Prompt
Return all of the lines below exactly as they are.

Items from a dataset
--- begin ---

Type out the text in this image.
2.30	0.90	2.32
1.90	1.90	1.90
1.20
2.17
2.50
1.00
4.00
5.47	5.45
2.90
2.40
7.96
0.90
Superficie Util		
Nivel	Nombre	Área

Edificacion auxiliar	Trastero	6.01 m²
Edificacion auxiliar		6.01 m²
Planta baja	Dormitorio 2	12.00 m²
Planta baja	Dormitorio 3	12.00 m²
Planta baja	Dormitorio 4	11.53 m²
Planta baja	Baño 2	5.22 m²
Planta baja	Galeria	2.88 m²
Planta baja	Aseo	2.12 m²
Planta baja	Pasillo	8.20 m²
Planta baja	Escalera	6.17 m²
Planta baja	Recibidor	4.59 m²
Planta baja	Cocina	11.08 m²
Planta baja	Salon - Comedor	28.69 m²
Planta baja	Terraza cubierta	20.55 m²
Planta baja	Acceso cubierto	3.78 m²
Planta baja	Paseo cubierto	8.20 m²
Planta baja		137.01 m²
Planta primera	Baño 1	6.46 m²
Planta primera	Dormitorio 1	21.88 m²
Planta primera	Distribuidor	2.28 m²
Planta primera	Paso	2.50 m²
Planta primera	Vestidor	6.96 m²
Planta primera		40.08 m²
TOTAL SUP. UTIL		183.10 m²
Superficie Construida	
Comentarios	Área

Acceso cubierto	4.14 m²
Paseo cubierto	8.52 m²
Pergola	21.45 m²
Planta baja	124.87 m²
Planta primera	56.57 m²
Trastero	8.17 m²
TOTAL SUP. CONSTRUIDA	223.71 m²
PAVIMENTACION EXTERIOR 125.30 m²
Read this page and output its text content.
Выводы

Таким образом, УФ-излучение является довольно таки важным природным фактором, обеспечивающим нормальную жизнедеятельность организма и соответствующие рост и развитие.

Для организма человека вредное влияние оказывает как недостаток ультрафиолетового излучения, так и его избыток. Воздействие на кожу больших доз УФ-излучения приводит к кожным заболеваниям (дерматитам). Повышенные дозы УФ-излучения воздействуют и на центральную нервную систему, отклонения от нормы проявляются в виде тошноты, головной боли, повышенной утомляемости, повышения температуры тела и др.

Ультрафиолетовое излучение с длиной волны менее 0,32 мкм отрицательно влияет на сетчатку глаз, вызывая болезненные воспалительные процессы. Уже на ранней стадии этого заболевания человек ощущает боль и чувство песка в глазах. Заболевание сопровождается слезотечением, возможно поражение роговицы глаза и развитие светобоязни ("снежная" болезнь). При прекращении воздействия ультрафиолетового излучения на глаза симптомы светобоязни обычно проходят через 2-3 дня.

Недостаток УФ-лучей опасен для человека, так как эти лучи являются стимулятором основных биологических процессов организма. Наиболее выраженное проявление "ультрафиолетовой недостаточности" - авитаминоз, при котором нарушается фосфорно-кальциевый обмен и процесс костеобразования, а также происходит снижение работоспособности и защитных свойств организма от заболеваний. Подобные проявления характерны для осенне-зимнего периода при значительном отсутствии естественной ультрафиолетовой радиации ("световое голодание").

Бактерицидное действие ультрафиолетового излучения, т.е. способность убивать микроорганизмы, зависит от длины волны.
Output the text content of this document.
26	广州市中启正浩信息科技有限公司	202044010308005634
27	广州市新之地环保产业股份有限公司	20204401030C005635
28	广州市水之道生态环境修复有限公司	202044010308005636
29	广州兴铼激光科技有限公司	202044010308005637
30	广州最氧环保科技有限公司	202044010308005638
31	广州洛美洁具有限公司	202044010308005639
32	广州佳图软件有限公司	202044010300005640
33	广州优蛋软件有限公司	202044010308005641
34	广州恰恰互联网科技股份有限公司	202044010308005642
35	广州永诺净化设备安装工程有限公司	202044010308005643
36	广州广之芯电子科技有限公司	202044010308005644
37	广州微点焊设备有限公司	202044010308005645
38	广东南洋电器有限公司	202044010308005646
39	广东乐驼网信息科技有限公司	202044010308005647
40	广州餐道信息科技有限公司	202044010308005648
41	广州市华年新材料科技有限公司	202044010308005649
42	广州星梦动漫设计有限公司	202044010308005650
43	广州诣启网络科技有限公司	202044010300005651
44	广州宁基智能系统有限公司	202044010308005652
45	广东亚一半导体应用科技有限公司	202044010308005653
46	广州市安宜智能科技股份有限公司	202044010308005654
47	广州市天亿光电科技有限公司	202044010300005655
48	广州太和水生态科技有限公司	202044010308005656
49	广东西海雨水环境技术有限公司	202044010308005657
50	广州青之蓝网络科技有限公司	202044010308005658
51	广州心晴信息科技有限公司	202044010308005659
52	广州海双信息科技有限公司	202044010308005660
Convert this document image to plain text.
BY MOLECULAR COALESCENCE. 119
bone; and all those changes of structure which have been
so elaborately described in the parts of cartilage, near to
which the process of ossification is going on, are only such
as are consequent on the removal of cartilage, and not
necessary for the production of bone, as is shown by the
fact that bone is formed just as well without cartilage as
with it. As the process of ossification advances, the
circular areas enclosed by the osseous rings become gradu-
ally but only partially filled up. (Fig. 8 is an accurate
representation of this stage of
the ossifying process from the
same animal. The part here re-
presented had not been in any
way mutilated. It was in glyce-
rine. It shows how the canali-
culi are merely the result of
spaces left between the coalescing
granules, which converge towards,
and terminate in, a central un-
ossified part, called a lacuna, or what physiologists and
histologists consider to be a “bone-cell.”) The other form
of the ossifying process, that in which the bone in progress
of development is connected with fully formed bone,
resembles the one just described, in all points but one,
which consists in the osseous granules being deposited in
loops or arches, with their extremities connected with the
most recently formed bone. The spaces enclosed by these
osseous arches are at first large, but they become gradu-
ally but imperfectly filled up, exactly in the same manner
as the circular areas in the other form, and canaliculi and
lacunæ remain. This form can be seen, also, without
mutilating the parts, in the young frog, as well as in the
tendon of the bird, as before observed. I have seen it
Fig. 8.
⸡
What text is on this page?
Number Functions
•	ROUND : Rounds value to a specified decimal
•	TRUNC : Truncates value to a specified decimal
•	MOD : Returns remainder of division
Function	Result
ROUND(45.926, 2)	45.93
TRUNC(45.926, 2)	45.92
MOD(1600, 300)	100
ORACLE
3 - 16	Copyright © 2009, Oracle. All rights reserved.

--- end ---

Reply to the task
Type out the text in this image.
2.30	0.90	2.32
1.90	1.90	1.90
1.20
2.17
2.50
1.00
4.00
5.47	5.45
2.90
2.40
7.96
0.90
Superficie Util		
Nivel	Nombre	Área

Edificacion auxiliar	Trastero	6.01 m²
Edificacion auxiliar		6.01 m²
Planta baja	Dormitorio 2	12.00 m²
Planta baja	Dormitorio 3	12.00 m²
Planta baja	Dormitorio 4	11.53 m²
Planta baja	Baño 2	5.22 m²
Planta baja	Galeria	2.88 m²
Planta baja	Aseo	2.12 m²
Planta baja	Pasillo	8.20 m²
Planta baja	Escalera	6.17 m²
Planta baja	Recibidor	4.59 m²
Planta baja	Cocina	11.08 m²
Planta baja	Salon - Comedor	28.69 m²
Planta baja	Terraza cubierta	20.55 m²
Planta baja	Acceso cubierto	3.78 m²
Planta baja	Paseo cubierto	8.20 m²
Planta baja		137.01 m²
Planta primera	Baño 1	6.46 m²
Planta primera	Dormitorio 1	21.88 m²
Planta primera	Distribuidor	2.28 m²
Planta primera	Paso	2.50 m²
Planta primera	Vestidor	6.96 m²
Planta primera		40.08 m²
TOTAL SUP. UTIL		183.10 m²
Superficie Construida	
Comentarios	Área

Acceso cubierto	4.14 m²
Paseo cubierto	8.52 m²
Pergola	21.45 m²
Planta baja	124.87 m²
Planta primera	56.57 m²
Trastero	8.17 m²
TOTAL SUP. CONSTRUIDA	223.71 m²
PAVIMENTACION EXTERIOR 125.30 m²
Read this page and output its text content.
Выводы

Таким образом, УФ-излучение является довольно таки важным природным фактором, обеспечивающим нормальную жизнедеятельность организма и соответствующие рост и развитие.

Для организма человека вредное влияние оказывает как недостаток ультрафиолетового излучения, так и его избыток. Воздействие на кожу больших доз УФ-излучения приводит к кожным заболеваниям (дерматитам). Повышенные дозы УФ-излучения воздействуют и на центральную нервную систему, отклонения от нормы проявляются в виде тошноты, головной боли, повышенной утомляемости, повышения температуры тела и др.

Ультрафиолетовое излучение с длиной волны менее 0,32 мкм отрицательно влияет на сетчатку глаз, вызывая болезненные воспалительные процессы. Уже на ранней стадии этого заболевания человек ощущает боль и чувство песка в глазах. Заболевание сопровождается слезотечением, возможно поражение роговицы глаза и развитие светобоязни ("снежная" болезнь). При прекращении воздействия ультрафиолетового излучения на глаза симптомы светобоязни обычно проходят через 2-3 дня.

Недостаток УФ-лучей опасен для человека, так как эти лучи являются стимулятором основных биологических процессов организма. Наиболее выраженное проявление "ультрафиолетовой недостаточности" - авитаминоз, при котором нарушается фосфорно-кальциевый обмен и процесс костеобразования, а также происходит снижение работоспособности и защитных свойств организма от заболеваний. Подобные проявления характерны для осенне-зимнего периода при значительном отсутствии естественной ультрафиолетовой радиации ("световое голодание").

Бактерицидное действие ультрафиолетового излучения, т.е. способность убивать микроорганизмы, зависит от длины волны.
Output the text content of this document.
26	广州市中启正浩信息科技有限公司	202044010308005634
27	广州市新之地环保产业股份有限公司	20204401030C005635
28	广州市水之道生态环境修复有限公司	202044010308005636
29	广州兴铼激光科技有限公司	202044010308005637
30	广州最氧环保科技有限公司	202044010308005638
31	广州洛美洁具有限公司	202044010308005639
32	广州佳图软件有限公司	202044010300005640
33	广州优蛋软件有限公司	202044010308005641
34	广州恰恰互联网科技股份有限公司	202044010308005642
35	广州永诺净化设备安装工程有限公司	202044010308005643
36	广州广之芯电子科技有限公司	202044010308005644
37	广州微点焊设备有限公司	202044010308005645
38	广东南洋电器有限公司	202044010308005646
39	广东乐驼网信息科技有限公司	202044010308005647
40	广州餐道信息科技有限公司	202044010308005648
41	广州市华年新材料科技有限公司	202044010308005649
42	广州星梦动漫设计有限公司	202044010308005650
43	广州诣启网络科技有限公司	202044010300005651
44	广州宁基智能系统有限公司	202044010308005652
45	广东亚一半导体应用科技有限公司	202044010308005653
46	广州市安宜智能科技股份有限公司	202044010308005654
47	广州市天亿光电科技有限公司	202044010300005655
48	广州太和水生态科技有限公司	202044010308005656
49	广东西海雨水环境技术有限公司	202044010308005657
50	广州青之蓝网络科技有限公司	202044010308005658
51	广州心晴信息科技有限公司	202044010308005659
52	广州海双信息科技有限公司	202044010308005660
Convert this document image to plain text.
BY MOLECULAR COALESCENCE. 119
bone; and all those changes of structure which have been
so elaborately described in the parts of cartilage, near to
which the process of ossification is going on, are only such
as are consequent on the removal of cartilage, and not
necessary for the production of bone, as is shown by the
fact that bone is formed just as well without cartilage as
with it. As the process of ossification advances, the
circular areas enclosed by the osseous rings become gradu-
ally but only partially filled up. (Fig. 8 is an accurate
representation of this stage of
the ossifying process from the
same animal. The part here re-
presented had not been in any
way mutilated. It was in glyce-
rine. It shows how the canali-
culi are merely the result of
spaces left between the coalescing
granules, which converge towards,
and terminate in, a central un-
ossified part, called a lacuna, or what physiologists and
histologists consider to be a “bone-cell.”) The other form
of the ossifying process, that in which the bone in progress
of development is connected with fully formed bone,
resembles the one just described, in all points but one,
which consists in the osseous granules being deposited in
loops or arches, with their extremities connected with the
most recently formed bone. The spaces enclosed by these
osseous arches are at first large, but they become gradu-
ally but imperfectly filled up, exactly in the same manner
as the circular areas in the other form, and canaliculi and
lacunæ remain. This form can be seen, also, without
mutilating the parts, in the young frog, as well as in the
tendon of the bird, as before observed. I have seen it
Fig. 8.
⸡
What text is on this page?
Number Functions
•	ROUND : Rounds value to a specified decimal
•	TRUNC : Truncates value to a specified decimal
•	MOD : Returns remainder of division
Function	Result
ROUND(45.926, 2)	45.93
TRUNC(45.926, 2)	45.92
MOD(1600, 300)	100
ORACLE
3 - 16	Copyright © 2009, Oracle. All rights reserved.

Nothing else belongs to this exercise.